**What to work on:**
List each line of the data that holds the word "január".

# # # # #

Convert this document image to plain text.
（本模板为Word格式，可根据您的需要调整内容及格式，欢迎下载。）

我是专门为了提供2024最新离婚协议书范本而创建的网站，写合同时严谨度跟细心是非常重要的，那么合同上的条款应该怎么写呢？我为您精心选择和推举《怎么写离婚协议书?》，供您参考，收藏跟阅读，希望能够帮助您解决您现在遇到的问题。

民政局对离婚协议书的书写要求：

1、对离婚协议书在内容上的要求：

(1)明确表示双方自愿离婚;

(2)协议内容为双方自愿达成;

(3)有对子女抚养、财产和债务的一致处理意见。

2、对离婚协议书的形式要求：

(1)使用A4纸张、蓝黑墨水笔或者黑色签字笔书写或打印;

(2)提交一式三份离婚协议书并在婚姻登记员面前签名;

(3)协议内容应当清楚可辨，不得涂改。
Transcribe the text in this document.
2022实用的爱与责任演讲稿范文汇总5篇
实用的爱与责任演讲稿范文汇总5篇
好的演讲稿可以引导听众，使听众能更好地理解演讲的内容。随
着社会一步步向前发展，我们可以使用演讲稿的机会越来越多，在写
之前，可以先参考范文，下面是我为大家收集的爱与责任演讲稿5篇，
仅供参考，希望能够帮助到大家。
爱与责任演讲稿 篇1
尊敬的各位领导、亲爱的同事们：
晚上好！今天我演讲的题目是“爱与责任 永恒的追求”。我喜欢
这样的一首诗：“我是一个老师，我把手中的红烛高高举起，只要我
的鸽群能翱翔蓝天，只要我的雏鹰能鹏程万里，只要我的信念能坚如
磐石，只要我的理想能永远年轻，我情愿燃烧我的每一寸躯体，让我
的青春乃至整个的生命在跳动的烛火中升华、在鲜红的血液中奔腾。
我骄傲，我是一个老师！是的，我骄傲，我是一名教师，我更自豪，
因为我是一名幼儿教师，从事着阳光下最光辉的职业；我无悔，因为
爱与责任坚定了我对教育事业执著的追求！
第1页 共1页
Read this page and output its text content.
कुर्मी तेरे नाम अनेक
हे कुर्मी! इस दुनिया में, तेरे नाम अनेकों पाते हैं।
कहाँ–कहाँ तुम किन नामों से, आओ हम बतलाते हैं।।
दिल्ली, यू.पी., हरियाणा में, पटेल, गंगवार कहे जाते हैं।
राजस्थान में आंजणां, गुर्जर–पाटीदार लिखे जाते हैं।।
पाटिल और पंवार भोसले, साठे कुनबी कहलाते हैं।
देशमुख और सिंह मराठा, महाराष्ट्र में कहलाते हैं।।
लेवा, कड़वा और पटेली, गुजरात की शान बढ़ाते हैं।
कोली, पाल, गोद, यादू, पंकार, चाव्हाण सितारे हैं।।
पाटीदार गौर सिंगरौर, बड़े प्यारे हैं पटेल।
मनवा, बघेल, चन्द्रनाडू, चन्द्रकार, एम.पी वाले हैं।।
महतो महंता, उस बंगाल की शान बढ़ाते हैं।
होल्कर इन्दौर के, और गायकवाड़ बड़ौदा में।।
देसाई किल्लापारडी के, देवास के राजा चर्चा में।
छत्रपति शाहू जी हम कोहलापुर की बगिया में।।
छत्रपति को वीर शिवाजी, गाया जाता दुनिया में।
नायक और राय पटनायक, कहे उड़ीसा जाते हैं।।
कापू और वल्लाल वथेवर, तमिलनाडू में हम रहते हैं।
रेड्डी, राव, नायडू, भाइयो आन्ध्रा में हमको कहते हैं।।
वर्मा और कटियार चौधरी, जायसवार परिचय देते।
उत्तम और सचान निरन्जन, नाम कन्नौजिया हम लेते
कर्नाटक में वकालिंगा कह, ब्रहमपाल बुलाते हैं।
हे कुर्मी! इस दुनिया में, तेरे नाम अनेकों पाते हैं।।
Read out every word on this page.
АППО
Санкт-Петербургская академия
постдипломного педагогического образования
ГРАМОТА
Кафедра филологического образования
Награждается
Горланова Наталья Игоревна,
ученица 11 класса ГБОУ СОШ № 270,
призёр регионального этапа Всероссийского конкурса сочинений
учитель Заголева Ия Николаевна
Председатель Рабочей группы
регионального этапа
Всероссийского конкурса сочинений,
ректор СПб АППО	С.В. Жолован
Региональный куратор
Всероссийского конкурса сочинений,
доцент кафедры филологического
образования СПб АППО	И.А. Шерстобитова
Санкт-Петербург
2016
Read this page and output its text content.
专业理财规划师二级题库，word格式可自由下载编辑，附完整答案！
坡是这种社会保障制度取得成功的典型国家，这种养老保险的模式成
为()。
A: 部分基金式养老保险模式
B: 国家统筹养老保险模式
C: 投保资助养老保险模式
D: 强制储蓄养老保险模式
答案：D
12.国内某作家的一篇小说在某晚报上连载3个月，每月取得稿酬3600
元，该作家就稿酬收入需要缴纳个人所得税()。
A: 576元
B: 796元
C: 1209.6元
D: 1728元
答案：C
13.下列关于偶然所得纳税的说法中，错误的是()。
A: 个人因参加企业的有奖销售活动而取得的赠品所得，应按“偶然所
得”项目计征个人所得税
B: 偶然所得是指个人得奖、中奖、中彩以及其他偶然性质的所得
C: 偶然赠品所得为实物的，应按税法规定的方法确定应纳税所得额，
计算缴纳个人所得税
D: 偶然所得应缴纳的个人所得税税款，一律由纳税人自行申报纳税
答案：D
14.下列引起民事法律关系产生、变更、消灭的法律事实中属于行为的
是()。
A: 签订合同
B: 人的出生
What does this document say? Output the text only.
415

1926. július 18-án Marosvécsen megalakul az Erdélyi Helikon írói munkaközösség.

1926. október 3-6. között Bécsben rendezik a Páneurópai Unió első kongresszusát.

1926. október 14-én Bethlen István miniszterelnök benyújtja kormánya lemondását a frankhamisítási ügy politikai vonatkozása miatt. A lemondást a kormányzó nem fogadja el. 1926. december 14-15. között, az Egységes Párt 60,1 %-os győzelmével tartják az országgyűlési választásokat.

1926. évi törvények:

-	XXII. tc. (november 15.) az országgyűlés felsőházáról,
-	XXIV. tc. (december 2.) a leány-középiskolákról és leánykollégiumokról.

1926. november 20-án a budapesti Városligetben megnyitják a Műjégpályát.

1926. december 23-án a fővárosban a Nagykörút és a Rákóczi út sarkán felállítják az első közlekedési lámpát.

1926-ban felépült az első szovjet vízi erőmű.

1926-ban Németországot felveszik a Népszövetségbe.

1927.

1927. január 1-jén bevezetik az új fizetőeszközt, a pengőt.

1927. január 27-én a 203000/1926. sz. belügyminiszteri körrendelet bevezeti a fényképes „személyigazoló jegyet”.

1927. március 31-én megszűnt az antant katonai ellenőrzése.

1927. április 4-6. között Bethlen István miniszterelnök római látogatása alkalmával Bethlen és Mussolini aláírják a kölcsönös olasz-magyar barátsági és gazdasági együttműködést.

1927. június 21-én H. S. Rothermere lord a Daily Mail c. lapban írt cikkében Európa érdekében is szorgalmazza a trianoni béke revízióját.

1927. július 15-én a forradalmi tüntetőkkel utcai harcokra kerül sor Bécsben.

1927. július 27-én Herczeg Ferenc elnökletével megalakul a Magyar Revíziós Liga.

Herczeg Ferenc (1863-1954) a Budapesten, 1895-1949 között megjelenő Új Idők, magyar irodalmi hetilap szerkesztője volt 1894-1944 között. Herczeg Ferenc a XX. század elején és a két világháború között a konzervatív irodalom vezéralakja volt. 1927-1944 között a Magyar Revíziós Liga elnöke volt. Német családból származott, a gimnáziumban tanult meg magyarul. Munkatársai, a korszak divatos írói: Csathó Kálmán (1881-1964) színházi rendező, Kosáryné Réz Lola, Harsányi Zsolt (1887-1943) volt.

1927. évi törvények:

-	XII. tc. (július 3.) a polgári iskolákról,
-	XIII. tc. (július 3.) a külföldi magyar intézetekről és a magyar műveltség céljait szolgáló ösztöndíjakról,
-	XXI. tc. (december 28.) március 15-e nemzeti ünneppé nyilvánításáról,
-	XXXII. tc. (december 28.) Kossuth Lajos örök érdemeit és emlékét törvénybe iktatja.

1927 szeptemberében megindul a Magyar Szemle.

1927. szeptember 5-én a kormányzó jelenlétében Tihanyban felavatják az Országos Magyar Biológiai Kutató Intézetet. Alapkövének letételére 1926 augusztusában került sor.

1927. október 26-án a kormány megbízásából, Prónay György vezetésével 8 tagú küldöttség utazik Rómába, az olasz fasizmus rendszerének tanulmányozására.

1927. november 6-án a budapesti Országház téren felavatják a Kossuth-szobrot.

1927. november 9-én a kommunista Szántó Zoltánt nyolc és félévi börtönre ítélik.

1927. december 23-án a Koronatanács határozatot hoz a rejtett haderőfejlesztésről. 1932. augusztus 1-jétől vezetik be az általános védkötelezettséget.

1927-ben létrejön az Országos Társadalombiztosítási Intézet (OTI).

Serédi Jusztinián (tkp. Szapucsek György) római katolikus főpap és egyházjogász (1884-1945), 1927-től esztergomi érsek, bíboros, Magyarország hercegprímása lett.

# # # # #

**Complete response:**
1927. január 1-jén bevezetik az új fizetőeszközt, a pengőt.
1927. január 27-én a 203000/1926. sz. belügyminiszteri körrendelet bevezeti a fényképes „személyigazoló jegyet”.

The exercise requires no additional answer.